Write out every line of the material as it stands, apart from the pictures.
■ ■ ■ ■ ■
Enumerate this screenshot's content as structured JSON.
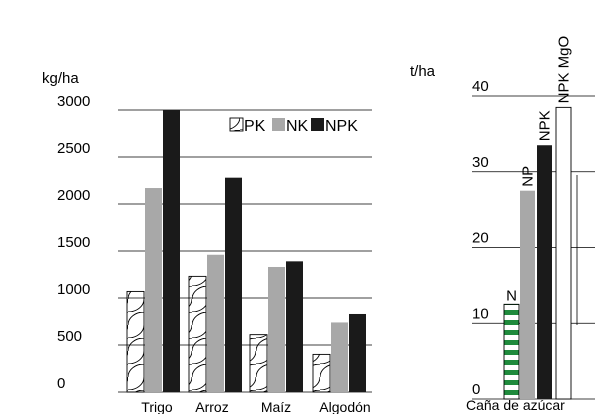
{
  "colors": {
    "PK": "#ffffff",
    "NK": "#a8a8a8",
    "NPK": "#1a1a1a",
    "cane_N_stripes": "#1f8a3c",
    "grid": "#000000"
  },
  "chart_data": [
    {
      "type": "bar",
      "ylabel": "kg/ha",
      "ylim": [
        0,
        3000
      ],
      "yticks": [
        0,
        500,
        1000,
        1500,
        2000,
        2500,
        3000
      ],
      "categories": [
        "Trigo",
        "Arroz",
        "Maíz",
        "Algodón"
      ],
      "legend_position": "top-right",
      "grid": true,
      "series": [
        {
          "name": "PK",
          "pattern": "arcs",
          "values": [
            1070,
            1230,
            610,
            400
          ]
        },
        {
          "name": "NK",
          "values": [
            2170,
            1460,
            1330,
            740
          ]
        },
        {
          "name": "NPK",
          "values": [
            3000,
            2280,
            1390,
            830
          ]
        }
      ]
    },
    {
      "type": "bar",
      "ylabel": "t/ha",
      "ylim": [
        0,
        40
      ],
      "yticks": [
        0,
        10,
        20,
        30,
        40
      ],
      "category_label": "Caña de azúcar",
      "grid": true,
      "bars": [
        {
          "label": "N",
          "value": 12.5,
          "fill": "stripes-green"
        },
        {
          "label": "NP",
          "value": 27.5,
          "fill": "gray"
        },
        {
          "label": "NPK",
          "value": 33.5,
          "fill": "black"
        },
        {
          "label": "NPK MgO",
          "value": 38.5,
          "fill": "white"
        }
      ]
    }
  ]
}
■ ■ ■ ■ ■
OUTPUT FOR THIS EXERCISE |
Enumerate this screenshot's content as structured JSON.
{
  "colors": {
    "PK": "#ffffff",
    "NK": "#a8a8a8",
    "NPK": "#1a1a1a",
    "cane_N_stripes": "#1f8a3c",
    "grid": "#000000"
  },
  "chart_data": [
    {
      "type": "bar",
      "ylabel": "kg/ha",
      "ylim": [
        0,
        3000
      ],
      "yticks": [
        0,
        500,
        1000,
        1500,
        2000,
        2500,
        3000
      ],
      "categories": [
        "Trigo",
        "Arroz",
        "Maíz",
        "Algodón"
      ],
      "legend_position": "top-right",
      "grid": true,
      "series": [
        {
          "name": "PK",
          "pattern": "arcs",
          "values": [
            1070,
            1230,
            610,
            400
          ]
        },
        {
          "name": "NK",
          "values": [
            2170,
            1460,
            1330,
            740
          ]
        },
        {
          "name": "NPK",
          "values": [
            3000,
            2280,
            1390,
            830
          ]
        }
      ]
    },
    {
      "type": "bar",
      "ylabel": "t/ha",
      "ylim": [
        0,
        40
      ],
      "yticks": [
        0,
        10,
        20,
        30,
        40
      ],
      "category_label": "Caña de azúcar",
      "grid": true,
      "bars": [
        {
          "label": "N",
          "value": 12.5,
          "fill": "stripes-green"
        },
        {
          "label": "NP",
          "value": 27.5,
          "fill": "gray"
        },
        {
          "label": "NPK",
          "value": 33.5,
          "fill": "black"
        },
        {
          "label": "NPK MgO",
          "value": 38.5,
          "fill": "white"
        }
      ]
    }
  ]
}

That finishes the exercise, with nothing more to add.